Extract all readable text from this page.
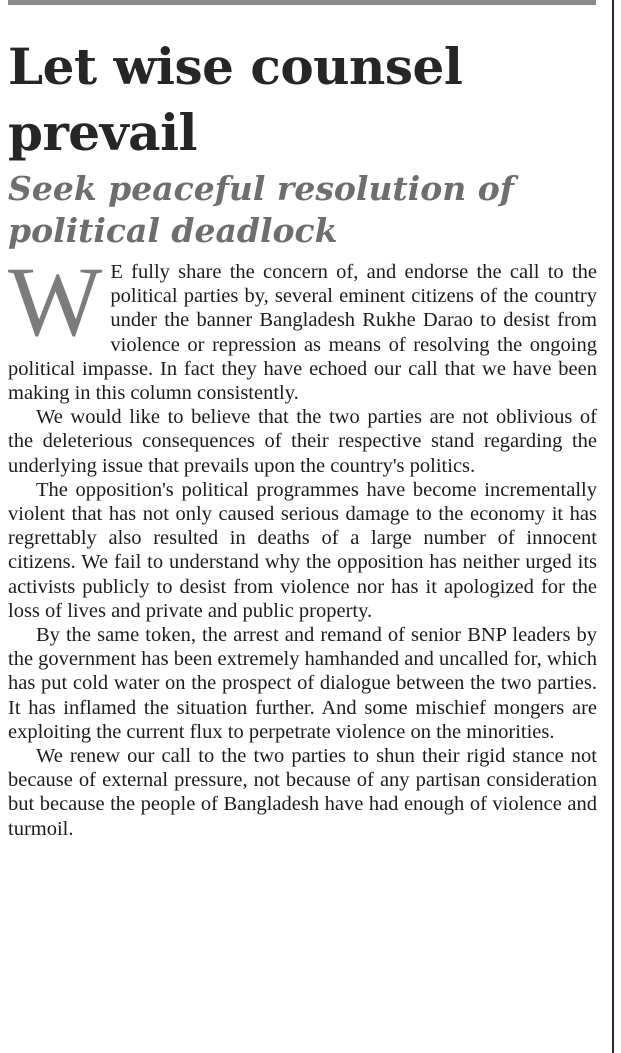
Let wise counsel prevail
Seek peaceful resolution of political deadlock

W E fully share the concern of, and endorse the call to the political parties by, several eminent citizens of the country under the banner Bangladesh Rukhe Darao to desist from violence or repression as means of resolving the ongoing political impasse. In fact they have echoed our call that we have been making in this column consistently.

We would like to believe that the two parties are not oblivious of the deleterious consequences of their respective stand regarding the underlying issue that prevails upon the country's politics.

The opposition's political programmes have become incrementally violent that has not only caused serious damage to the economy it has regrettably also resulted in deaths of a large number of innocent citizens. We fail to understand why the opposition has neither urged its activists publicly to desist from violence nor has it apologized for the loss of lives and private and public property.

By the same token, the arrest and remand of senior BNP leaders by the government has been extremely hamhanded and uncalled for, which has put cold water on the prospect of dialogue between the two parties. It has inflamed the situation further. And some mischief mongers are exploiting the current flux to perpetrate violence on the minorities.

We renew our call to the two parties to shun their rigid stance not because of external pressure, not because of any partisan consideration but because the people of Bangladesh have had enough of violence and turmoil.
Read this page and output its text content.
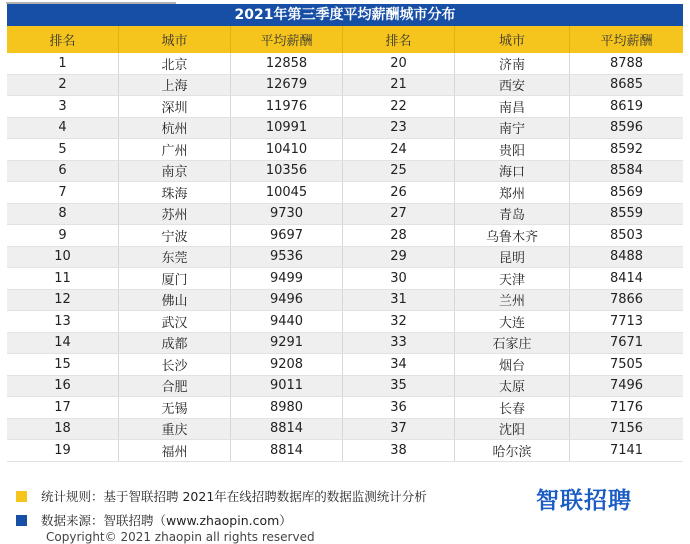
2021年第三季度平均薪酬城市分布
排名	城市	平均薪酬	排名	城市	平均薪酬
1	北京	12858	20	济南	8788
2	上海	12679	21	西安	8685
3	深圳	11976	22	南昌	8619
4	杭州	10991	23	南宁	8596
5	广州	10410	24	贵阳	8592
6	南京	10356	25	海口	8584
7	珠海	10045	26	郑州	8569
8	苏州	9730	27	青岛	8559
9	宁波	9697	28	乌鲁木齐	8503
10	东莞	9536	29	昆明	8488
11	厦门	9499	30	天津	8414
12	佛山	9496	31	兰州	7866
13	武汉	9440	32	大连	7713
14	成都	9291	33	石家庄	7671
15	长沙	9208	34	烟台	7505
16	合肥	9011	35	太原	7496
17	无锡	8980	36	长春	7176
18	重庆	8814	37	沈阳	7156
19	福州	8814	38	哈尔滨	7141
统计规则：基于智联招聘 2021年在线招聘数据库的数据监测统计分析
数据来源：智联招聘（www.zhaopin.com）
智联招聘
Copyright© 2021 zhaopin all rights reserved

-.-.-

Your task is to retype the lines running from the one that contains "Read this page and output its text content." through the end of the records, and nothing else. Pictures are not part of the copy.

§ **RESPONSE TO THE TASK**
Read this page and output its text content.
2021年第三季度平均薪酬城市分布
排名	城市	平均薪酬	排名	城市	平均薪酬
1	北京	12858	20	济南	8788
2	上海	12679	21	西安	8685
3	深圳	11976	22	南昌	8619
4	杭州	10991	23	南宁	8596
5	广州	10410	24	贵阳	8592
6	南京	10356	25	海口	8584
7	珠海	10045	26	郑州	8569
8	苏州	9730	27	青岛	8559
9	宁波	9697	28	乌鲁木齐	8503
10	东莞	9536	29	昆明	8488
11	厦门	9499	30	天津	8414
12	佛山	9496	31	兰州	7866
13	武汉	9440	32	大连	7713
14	成都	9291	33	石家庄	7671
15	长沙	9208	34	烟台	7505
16	合肥	9011	35	太原	7496
17	无锡	8980	36	长春	7176
18	重庆	8814	37	沈阳	7156
19	福州	8814	38	哈尔滨	7141
统计规则：基于智联招聘 2021年在线招聘数据库的数据监测统计分析
数据来源：智联招聘（www.zhaopin.com）
智联招聘
Copyright© 2021 zhaopin all rights reserved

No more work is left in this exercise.